(Given task) Output each entry that follows exactly. Images stay out.

(Data for the task)
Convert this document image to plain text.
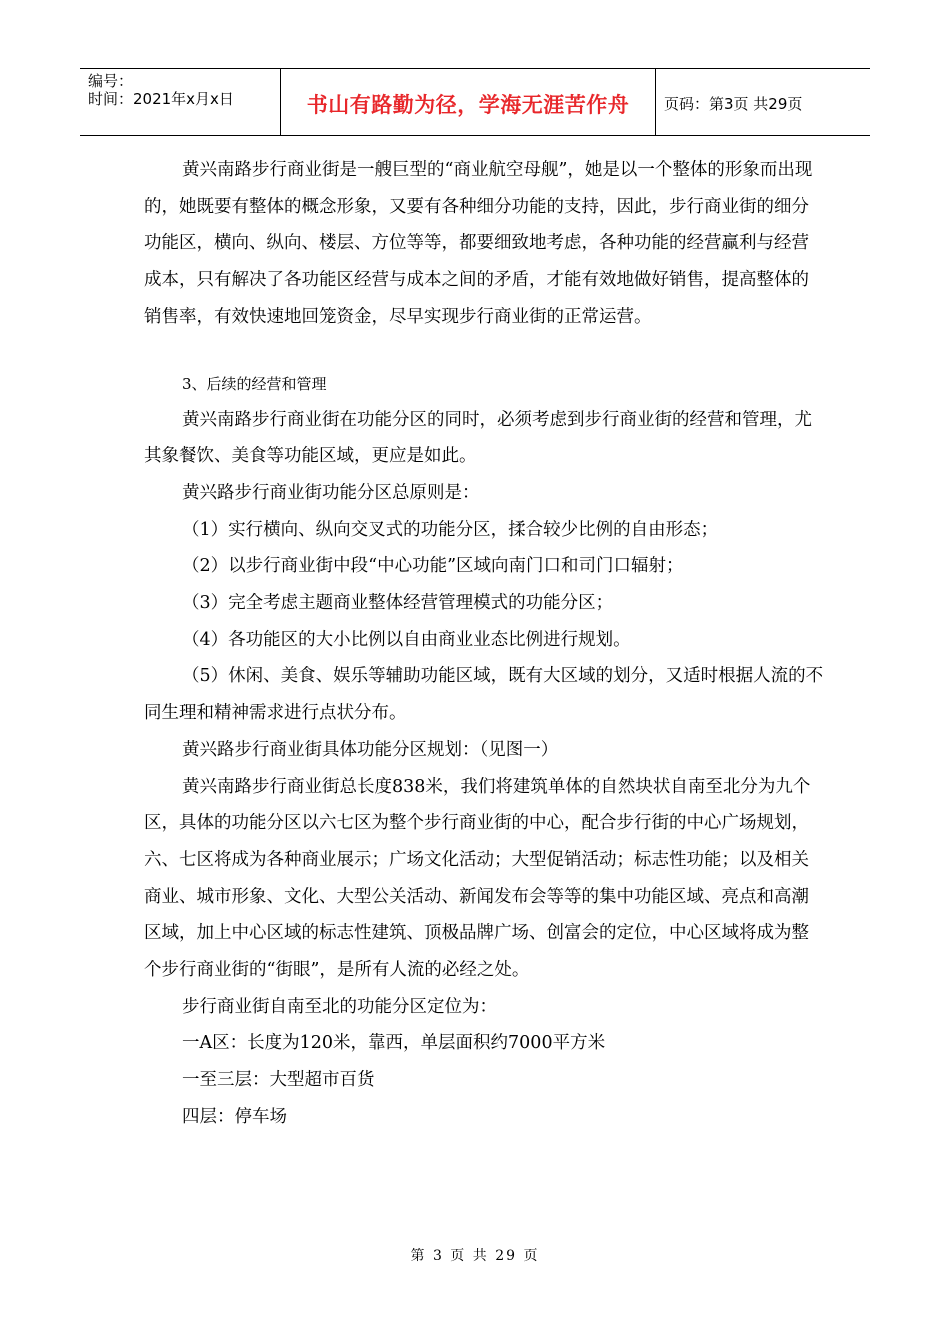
编号：
时间：2021年x月x日	书山有路勤为径，学海无涯苦作舟	页码：第3页 共29页

黄兴南路步行商业街是一艘巨型的“商业航空母舰”，她是以一个整体的形象而出现的，她既要有整体的概念形象，又要有各种细分功能的支持，因此，步行商业街的细分功能区，横向、纵向、楼层、方位等等，都要细致地考虑，各种功能的经营赢利与经营成本，只有解决了各功能区经营与成本之间的矛盾，才能有效地做好销售，提高整体的销售率，有效快速地回笼资金，尽早实现步行商业街的正常运营。

3、后续的经营和管理

黄兴南路步行商业街在功能分区的同时，必须考虑到步行商业街的经营和管理，尤其象餐饮、美食等功能区域，更应是如此。

黄兴路步行商业街功能分区总原则是：

（1）实行横向、纵向交叉式的功能分区，揉合较少比例的自由形态；

（2）以步行商业街中段“中心功能”区域向南门口和司门口辐射；

（3）完全考虑主题商业整体经营管理模式的功能分区；

（4）各功能区的大小比例以自由商业业态比例进行规划。

（5）休闲、美食、娱乐等辅助功能区域，既有大区域的划分，又适时根据人流的不同生理和精神需求进行点状分布。

黄兴路步行商业街具体功能分区规划：（见图一）

黄兴南路步行商业街总长度838米，我们将建筑单体的自然块状自南至北分为九个区，具体的功能分区以六七区为整个步行商业街的中心，配合步行街的中心广场规划，六、七区将成为各种商业展示；广场文化活动；大型促销活动；标志性功能；以及相关商业、城市形象、文化、大型公关活动、新闻发布会等等的集中功能区域、亮点和高潮区域，加上中心区域的标志性建筑、顶极品牌广场、创富会的定位，中心区域将成为整个步行商业街的“街眼”，是所有人流的必经之处。

步行商业街自南至北的功能分区定位为：

一A区：长度为120米，靠西，单层面积约7000平方米

一至三层：大型超市百货

四层：停车场

第 3 页 共 29 页
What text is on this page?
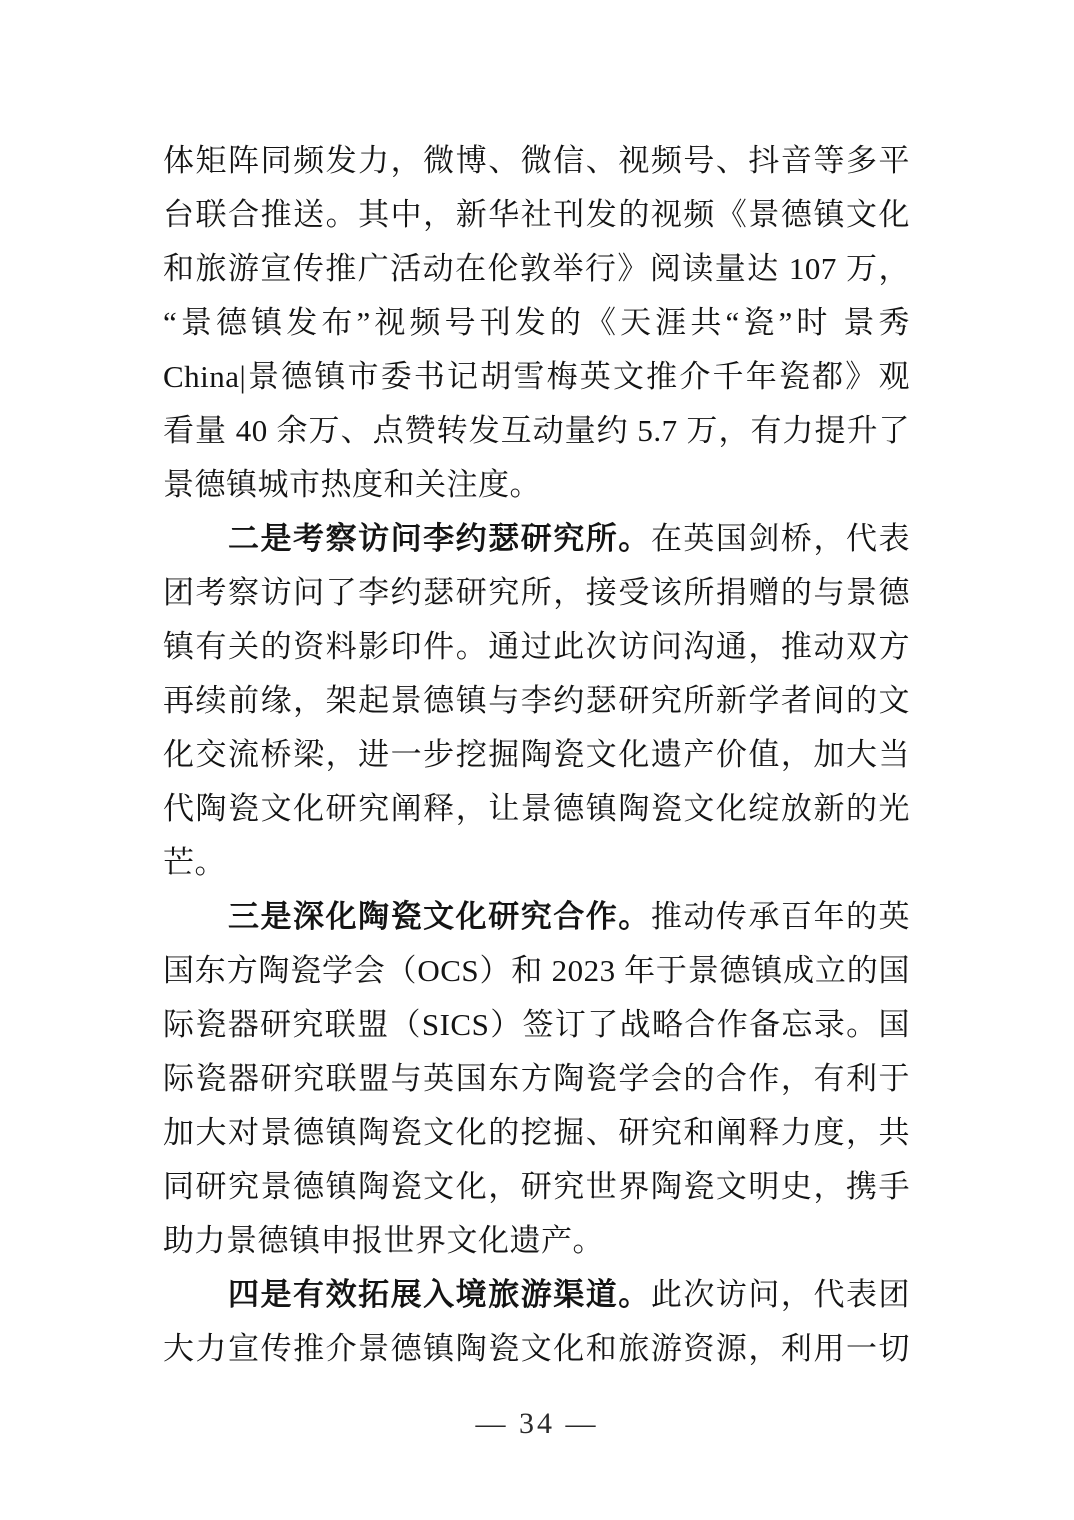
体矩阵同频发力，微博、微信、视频号、抖音等多平
台联合推送。其中，新华社刊发的视频《景德镇文化
和旅游宣传推广活动在伦敦举行》阅读量达 107 万，
“景德镇发布”视频号刊发的《天涯共“瓷”时 景秀
China|景德镇市委书记胡雪梅英文推介千年瓷都》观
看量 40 余万、点赞转发互动量约 5.7 万，有力提升了
景德镇城市热度和关注度。
二是考察访问李约瑟研究所。在英国剑桥，代表
团考察访问了李约瑟研究所，接受该所捐赠的与景德
镇有关的资料影印件。通过此次访问沟通，推动双方
再续前缘，架起景德镇与李约瑟研究所新学者间的文
化交流桥梁，进一步挖掘陶瓷文化遗产价值，加大当
代陶瓷文化研究阐释，让景德镇陶瓷文化绽放新的光
芒。
三是深化陶瓷文化研究合作。推动传承百年的英
国东方陶瓷学会（OCS）和 2023 年于景德镇成立的国
际瓷器研究联盟（SICS）签订了战略合作备忘录。国
际瓷器研究联盟与英国东方陶瓷学会的合作，有利于
加大对景德镇陶瓷文化的挖掘、研究和阐释力度，共
同研究景德镇陶瓷文化，研究世界陶瓷文明史，携手
助力景德镇申报世界文化遗产。
四是有效拓展入境旅游渠道。此次访问，代表团
大力宣传推介景德镇陶瓷文化和旅游资源，利用一切
— 34 —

(The answer)
Convert this document image to plain text.
编号：
时间：2021年x月x日	书山有路勤为径，学海无涯苦作舟	页码：第3页 共29页

黄兴南路步行商业街是一艘巨型的“商业航空母舰”，她是以一个整体的形象而出现的，她既要有整体的概念形象，又要有各种细分功能的支持，因此，步行商业街的细分功能区，横向、纵向、楼层、方位等等，都要细致地考虑，各种功能的经营赢利与经营成本，只有解决了各功能区经营与成本之间的矛盾，才能有效地做好销售，提高整体的销售率，有效快速地回笼资金，尽早实现步行商业街的正常运营。

3、后续的经营和管理

黄兴南路步行商业街在功能分区的同时，必须考虑到步行商业街的经营和管理，尤其象餐饮、美食等功能区域，更应是如此。

黄兴路步行商业街功能分区总原则是：

（1）实行横向、纵向交叉式的功能分区，揉合较少比例的自由形态；

（2）以步行商业街中段“中心功能”区域向南门口和司门口辐射；

（3）完全考虑主题商业整体经营管理模式的功能分区；

（4）各功能区的大小比例以自由商业业态比例进行规划。

（5）休闲、美食、娱乐等辅助功能区域，既有大区域的划分，又适时根据人流的不同生理和精神需求进行点状分布。

黄兴路步行商业街具体功能分区规划：（见图一）

黄兴南路步行商业街总长度838米，我们将建筑单体的自然块状自南至北分为九个区，具体的功能分区以六七区为整个步行商业街的中心，配合步行街的中心广场规划，六、七区将成为各种商业展示；广场文化活动；大型促销活动；标志性功能；以及相关商业、城市形象、文化、大型公关活动、新闻发布会等等的集中功能区域、亮点和高潮区域，加上中心区域的标志性建筑、顶极品牌广场、创富会的定位，中心区域将成为整个步行商业街的“街眼”，是所有人流的必经之处。

步行商业街自南至北的功能分区定位为：

一A区：长度为120米，靠西，单层面积约7000平方米

一至三层：大型超市百货

四层：停车场

第 3 页 共 29 页
What text is on this page?
体矩阵同频发力，微博、微信、视频号、抖音等多平
台联合推送。其中，新华社刊发的视频《景德镇文化
和旅游宣传推广活动在伦敦举行》阅读量达 107 万，
“景德镇发布”视频号刊发的《天涯共“瓷”时 景秀
China|景德镇市委书记胡雪梅英文推介千年瓷都》观
看量 40 余万、点赞转发互动量约 5.7 万，有力提升了
景德镇城市热度和关注度。
二是考察访问李约瑟研究所。在英国剑桥，代表
团考察访问了李约瑟研究所，接受该所捐赠的与景德
镇有关的资料影印件。通过此次访问沟通，推动双方
再续前缘，架起景德镇与李约瑟研究所新学者间的文
化交流桥梁，进一步挖掘陶瓷文化遗产价值，加大当
代陶瓷文化研究阐释，让景德镇陶瓷文化绽放新的光
芒。
三是深化陶瓷文化研究合作。推动传承百年的英
国东方陶瓷学会（OCS）和 2023 年于景德镇成立的国
际瓷器研究联盟（SICS）签订了战略合作备忘录。国
际瓷器研究联盟与英国东方陶瓷学会的合作，有利于
加大对景德镇陶瓷文化的挖掘、研究和阐释力度，共
同研究景德镇陶瓷文化，研究世界陶瓷文明史，携手
助力景德镇申报世界文化遗产。
四是有效拓展入境旅游渠道。此次访问，代表团
大力宣传推介景德镇陶瓷文化和旅游资源，利用一切
— 34 —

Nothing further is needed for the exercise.